#### [Given task]
Extract every row below, copying each line without changes, but leave the pictures out of your answer.

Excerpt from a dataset

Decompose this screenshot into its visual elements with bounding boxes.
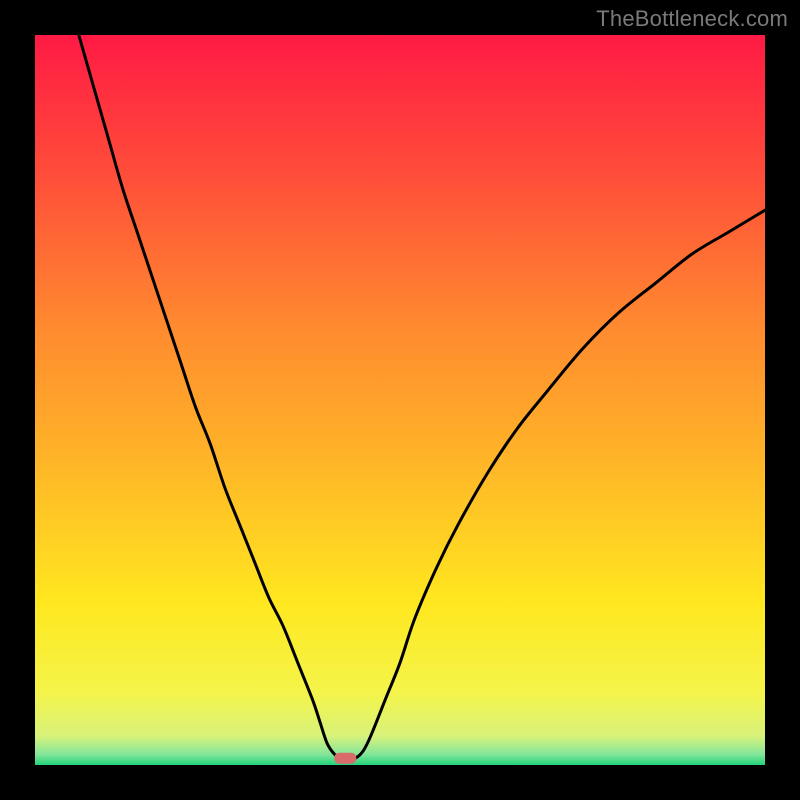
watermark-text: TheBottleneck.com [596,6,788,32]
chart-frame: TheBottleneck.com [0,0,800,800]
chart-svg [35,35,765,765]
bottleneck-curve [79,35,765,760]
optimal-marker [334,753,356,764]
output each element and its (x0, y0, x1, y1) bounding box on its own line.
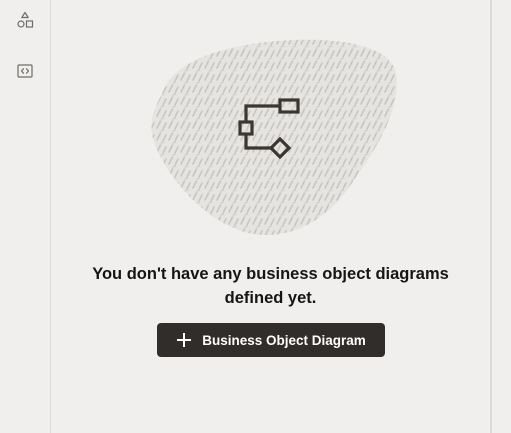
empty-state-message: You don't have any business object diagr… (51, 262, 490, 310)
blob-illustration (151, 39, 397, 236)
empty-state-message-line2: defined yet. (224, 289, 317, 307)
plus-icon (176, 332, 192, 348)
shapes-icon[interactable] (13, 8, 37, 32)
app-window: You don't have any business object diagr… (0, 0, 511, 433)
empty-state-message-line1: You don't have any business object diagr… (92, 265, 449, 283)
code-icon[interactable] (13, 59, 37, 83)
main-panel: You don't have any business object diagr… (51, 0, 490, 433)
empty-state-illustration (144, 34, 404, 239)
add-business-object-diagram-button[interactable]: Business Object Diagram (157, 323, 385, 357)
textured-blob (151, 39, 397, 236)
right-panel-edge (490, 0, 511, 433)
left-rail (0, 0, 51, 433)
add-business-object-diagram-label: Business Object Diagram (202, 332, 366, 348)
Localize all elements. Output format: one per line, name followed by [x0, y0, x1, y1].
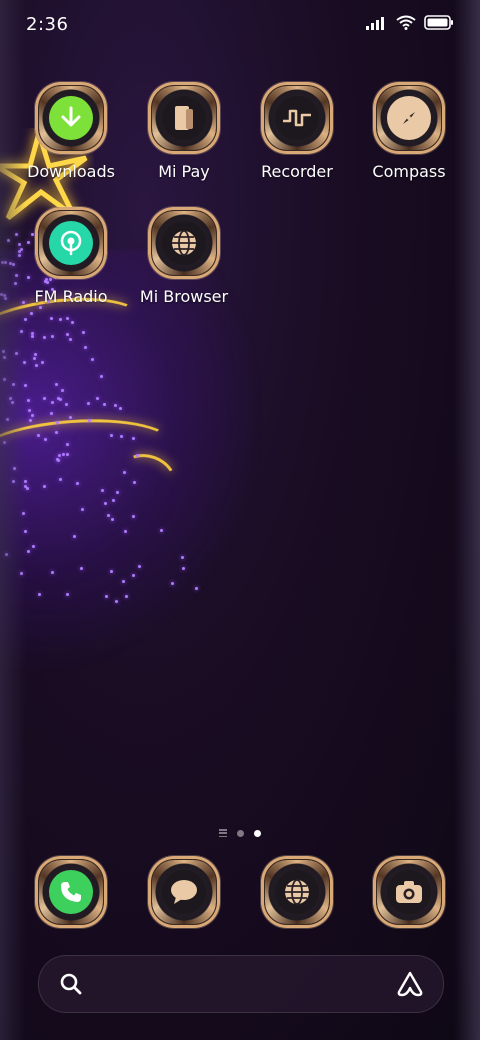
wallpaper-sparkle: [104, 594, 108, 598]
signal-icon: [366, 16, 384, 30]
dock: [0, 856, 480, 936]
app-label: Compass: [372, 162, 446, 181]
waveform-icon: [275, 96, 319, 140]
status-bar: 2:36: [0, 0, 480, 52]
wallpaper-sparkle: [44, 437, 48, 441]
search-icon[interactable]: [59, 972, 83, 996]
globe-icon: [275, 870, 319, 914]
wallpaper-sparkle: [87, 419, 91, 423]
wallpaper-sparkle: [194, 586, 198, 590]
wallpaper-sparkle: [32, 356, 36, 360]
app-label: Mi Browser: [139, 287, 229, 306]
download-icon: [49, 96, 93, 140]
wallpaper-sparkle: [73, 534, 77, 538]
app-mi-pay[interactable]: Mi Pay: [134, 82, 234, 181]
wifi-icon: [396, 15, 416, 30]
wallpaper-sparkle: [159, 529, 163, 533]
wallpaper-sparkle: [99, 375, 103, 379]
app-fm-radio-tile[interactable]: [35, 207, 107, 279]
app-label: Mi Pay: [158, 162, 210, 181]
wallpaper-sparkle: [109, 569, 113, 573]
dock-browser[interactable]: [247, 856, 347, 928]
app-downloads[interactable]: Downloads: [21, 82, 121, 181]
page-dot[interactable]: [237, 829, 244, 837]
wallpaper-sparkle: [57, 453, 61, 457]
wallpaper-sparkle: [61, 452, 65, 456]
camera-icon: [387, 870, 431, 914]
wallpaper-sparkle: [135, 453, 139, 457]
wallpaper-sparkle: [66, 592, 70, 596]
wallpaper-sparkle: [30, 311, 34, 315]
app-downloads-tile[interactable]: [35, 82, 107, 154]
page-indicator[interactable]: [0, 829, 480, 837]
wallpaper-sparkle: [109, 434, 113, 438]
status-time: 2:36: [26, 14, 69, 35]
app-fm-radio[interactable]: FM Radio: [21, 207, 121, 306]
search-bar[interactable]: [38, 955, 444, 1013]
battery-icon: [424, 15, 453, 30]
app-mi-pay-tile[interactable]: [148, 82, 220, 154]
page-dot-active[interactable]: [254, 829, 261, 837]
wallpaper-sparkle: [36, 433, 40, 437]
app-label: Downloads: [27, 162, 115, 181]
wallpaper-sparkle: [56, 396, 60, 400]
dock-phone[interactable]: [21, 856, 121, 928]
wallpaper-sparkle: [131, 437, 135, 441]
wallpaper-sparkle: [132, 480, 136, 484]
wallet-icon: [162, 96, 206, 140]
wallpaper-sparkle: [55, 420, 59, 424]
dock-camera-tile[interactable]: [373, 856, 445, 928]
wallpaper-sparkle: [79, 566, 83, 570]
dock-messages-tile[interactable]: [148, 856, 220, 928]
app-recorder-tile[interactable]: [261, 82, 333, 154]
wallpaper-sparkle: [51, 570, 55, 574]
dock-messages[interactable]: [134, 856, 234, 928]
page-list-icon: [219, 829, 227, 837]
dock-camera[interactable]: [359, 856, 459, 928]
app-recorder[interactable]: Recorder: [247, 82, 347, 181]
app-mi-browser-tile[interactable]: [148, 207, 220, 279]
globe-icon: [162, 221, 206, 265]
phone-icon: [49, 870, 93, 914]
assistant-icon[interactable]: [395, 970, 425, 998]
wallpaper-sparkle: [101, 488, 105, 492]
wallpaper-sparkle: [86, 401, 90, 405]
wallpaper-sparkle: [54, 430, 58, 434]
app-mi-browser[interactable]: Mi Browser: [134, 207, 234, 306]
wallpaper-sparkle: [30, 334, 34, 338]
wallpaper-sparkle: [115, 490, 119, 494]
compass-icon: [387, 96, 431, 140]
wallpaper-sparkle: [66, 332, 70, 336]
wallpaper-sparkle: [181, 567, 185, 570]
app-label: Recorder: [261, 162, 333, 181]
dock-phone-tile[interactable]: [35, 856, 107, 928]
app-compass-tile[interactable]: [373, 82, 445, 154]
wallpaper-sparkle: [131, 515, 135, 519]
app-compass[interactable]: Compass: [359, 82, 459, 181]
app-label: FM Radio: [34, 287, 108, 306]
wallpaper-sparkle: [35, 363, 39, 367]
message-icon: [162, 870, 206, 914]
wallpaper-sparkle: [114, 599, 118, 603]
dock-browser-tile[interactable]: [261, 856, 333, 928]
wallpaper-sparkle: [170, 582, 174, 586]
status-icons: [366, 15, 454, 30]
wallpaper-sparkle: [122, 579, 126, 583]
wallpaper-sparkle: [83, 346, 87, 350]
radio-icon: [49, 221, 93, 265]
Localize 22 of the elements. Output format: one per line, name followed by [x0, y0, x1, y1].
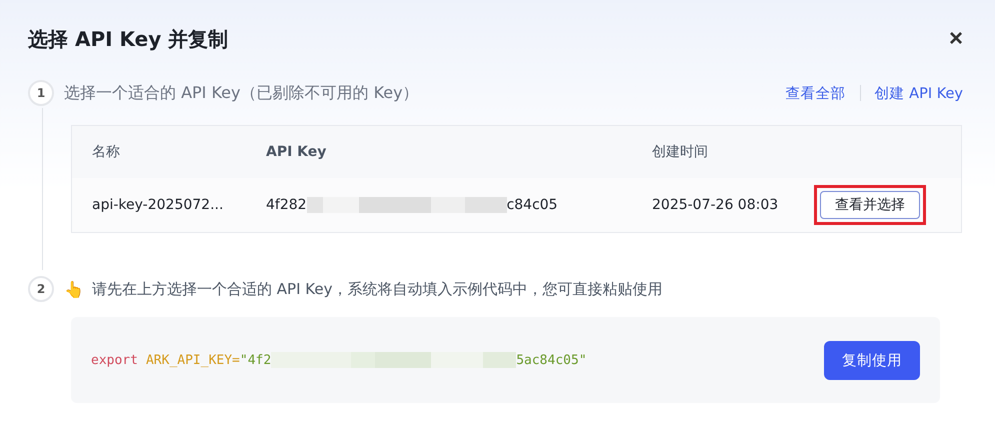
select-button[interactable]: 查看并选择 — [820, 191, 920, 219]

#### [Exercise response]
Decompose this screenshot into its visual elements with bounding boxes.
watermark-text: TheBottleneck.com [596,6,788,32]
chart-frame: TheBottleneck.com [0,0,800,800]
chart-svg [35,35,765,765]
bottleneck-curve [79,35,765,760]
optimal-marker [334,753,356,764]
output each element and its (x0, y0, x1, y1) bounding box on its own line.
empty-state-message: You don't have any business object diagr… (51, 262, 490, 310)
blob-illustration (151, 39, 397, 236)
empty-state-message-line2: defined yet. (224, 289, 317, 307)
plus-icon (176, 332, 192, 348)
shapes-icon[interactable] (13, 8, 37, 32)
app-window: You don't have any business object diagr… (0, 0, 511, 433)
empty-state-message-line1: You don't have any business object diagr… (92, 265, 449, 283)
code-icon[interactable] (13, 59, 37, 83)
main-panel: You don't have any business object diagr… (51, 0, 490, 433)
empty-state-illustration (144, 34, 404, 239)
add-business-object-diagram-button[interactable]: Business Object Diagram (157, 323, 385, 357)
textured-blob (151, 39, 397, 236)
right-panel-edge (490, 0, 511, 433)
left-rail (0, 0, 51, 433)
add-business-object-diagram-label: Business Object Diagram (202, 332, 366, 348)
Localize all elements. Output format: one per line, name followed by [x0, y0, x1, y1].
wallpaper-sparkle: [104, 594, 108, 598]
signal-icon: [366, 16, 384, 30]
dock: [0, 856, 480, 936]
app-label: Compass: [372, 162, 446, 181]
waveform-icon: [275, 96, 319, 140]
status-bar: 2:36: [0, 0, 480, 52]
wallpaper-sparkle: [44, 437, 48, 441]
search-icon[interactable]: [59, 972, 83, 996]
globe-icon: [275, 870, 319, 914]
wallpaper-sparkle: [87, 419, 91, 423]
wallpaper-sparkle: [194, 586, 198, 590]
wallpaper-sparkle: [32, 356, 36, 360]
app-label: Mi Browser: [139, 287, 229, 306]
download-icon: [49, 96, 93, 140]
wallpaper-sparkle: [73, 534, 77, 538]
app-mi-pay[interactable]: Mi Pay: [134, 82, 234, 181]
wifi-icon: [396, 15, 416, 30]
wallpaper-sparkle: [159, 529, 163, 533]
wallpaper-sparkle: [99, 375, 103, 379]
app-fm-radio-tile[interactable]: [35, 207, 107, 279]
app-label: Mi Pay: [158, 162, 210, 181]
wallpaper-sparkle: [109, 569, 113, 573]
dock-browser[interactable]: [247, 856, 347, 928]
app-downloads[interactable]: Downloads: [21, 82, 121, 181]
page-dot[interactable]: [237, 829, 244, 837]
wallpaper-sparkle: [57, 453, 61, 457]
wallpaper-sparkle: [61, 452, 65, 456]
camera-icon: [387, 870, 431, 914]
wallpaper-sparkle: [135, 453, 139, 457]
wallpaper-sparkle: [66, 592, 70, 596]
wallpaper-sparkle: [30, 311, 34, 315]
app-downloads-tile[interactable]: [35, 82, 107, 154]
page-indicator[interactable]: [0, 829, 480, 837]
wallpaper-sparkle: [109, 434, 113, 438]
status-time: 2:36: [26, 14, 69, 35]
app-fm-radio[interactable]: FM Radio: [21, 207, 121, 306]
search-bar[interactable]: [38, 955, 444, 1013]
battery-icon: [424, 15, 453, 30]
app-mi-pay-tile[interactable]: [148, 82, 220, 154]
page-dot-active[interactable]: [254, 829, 261, 837]
wallpaper-sparkle: [36, 433, 40, 437]
app-label: Downloads: [27, 162, 115, 181]
wallpaper-sparkle: [56, 396, 60, 400]
dock-phone[interactable]: [21, 856, 121, 928]
wallpaper-sparkle: [131, 437, 135, 441]
wallpaper-sparkle: [132, 480, 136, 484]
wallet-icon: [162, 96, 206, 140]
wallpaper-sparkle: [55, 420, 59, 424]
dock-camera-tile[interactable]: [373, 856, 445, 928]
wallpaper-sparkle: [79, 566, 83, 570]
dock-messages-tile[interactable]: [148, 856, 220, 928]
app-recorder-tile[interactable]: [261, 82, 333, 154]
wallpaper-sparkle: [51, 570, 55, 574]
dock-messages[interactable]: [134, 856, 234, 928]
page-list-icon: [219, 829, 227, 837]
dock-camera[interactable]: [359, 856, 459, 928]
app-recorder[interactable]: Recorder: [247, 82, 347, 181]
app-mi-browser-tile[interactable]: [148, 207, 220, 279]
globe-icon: [162, 221, 206, 265]
phone-icon: [49, 870, 93, 914]
assistant-icon[interactable]: [395, 970, 425, 998]
wallpaper-sparkle: [101, 488, 105, 492]
wallpaper-sparkle: [86, 401, 90, 405]
wallpaper-sparkle: [54, 430, 58, 434]
app-mi-browser[interactable]: Mi Browser: [134, 207, 234, 306]
wallpaper-sparkle: [30, 334, 34, 338]
wallpaper-sparkle: [115, 490, 119, 494]
compass-icon: [387, 96, 431, 140]
wallpaper-sparkle: [66, 332, 70, 336]
wallpaper-sparkle: [181, 567, 185, 570]
app-label: Recorder: [261, 162, 333, 181]
dock-phone-tile[interactable]: [35, 856, 107, 928]
app-compass-tile[interactable]: [373, 82, 445, 154]
wallpaper-sparkle: [131, 515, 135, 519]
app-compass[interactable]: Compass: [359, 82, 459, 181]
app-label: FM Radio: [34, 287, 108, 306]
wallpaper-sparkle: [35, 363, 39, 367]
message-icon: [162, 870, 206, 914]
wallpaper-sparkle: [114, 599, 118, 603]
dock-browser-tile[interactable]: [261, 856, 333, 928]
wallpaper-sparkle: [170, 582, 174, 586]
status-icons: [366, 15, 454, 30]
wallpaper-sparkle: [122, 579, 126, 583]
wallpaper-sparkle: [83, 346, 87, 350]
radio-icon: [49, 221, 93, 265]
Localize 22 of the elements. Output format: one per line, name followed by [x0, y0, x1, y1].
select-button[interactable]: 查看并选择 — [820, 191, 920, 219]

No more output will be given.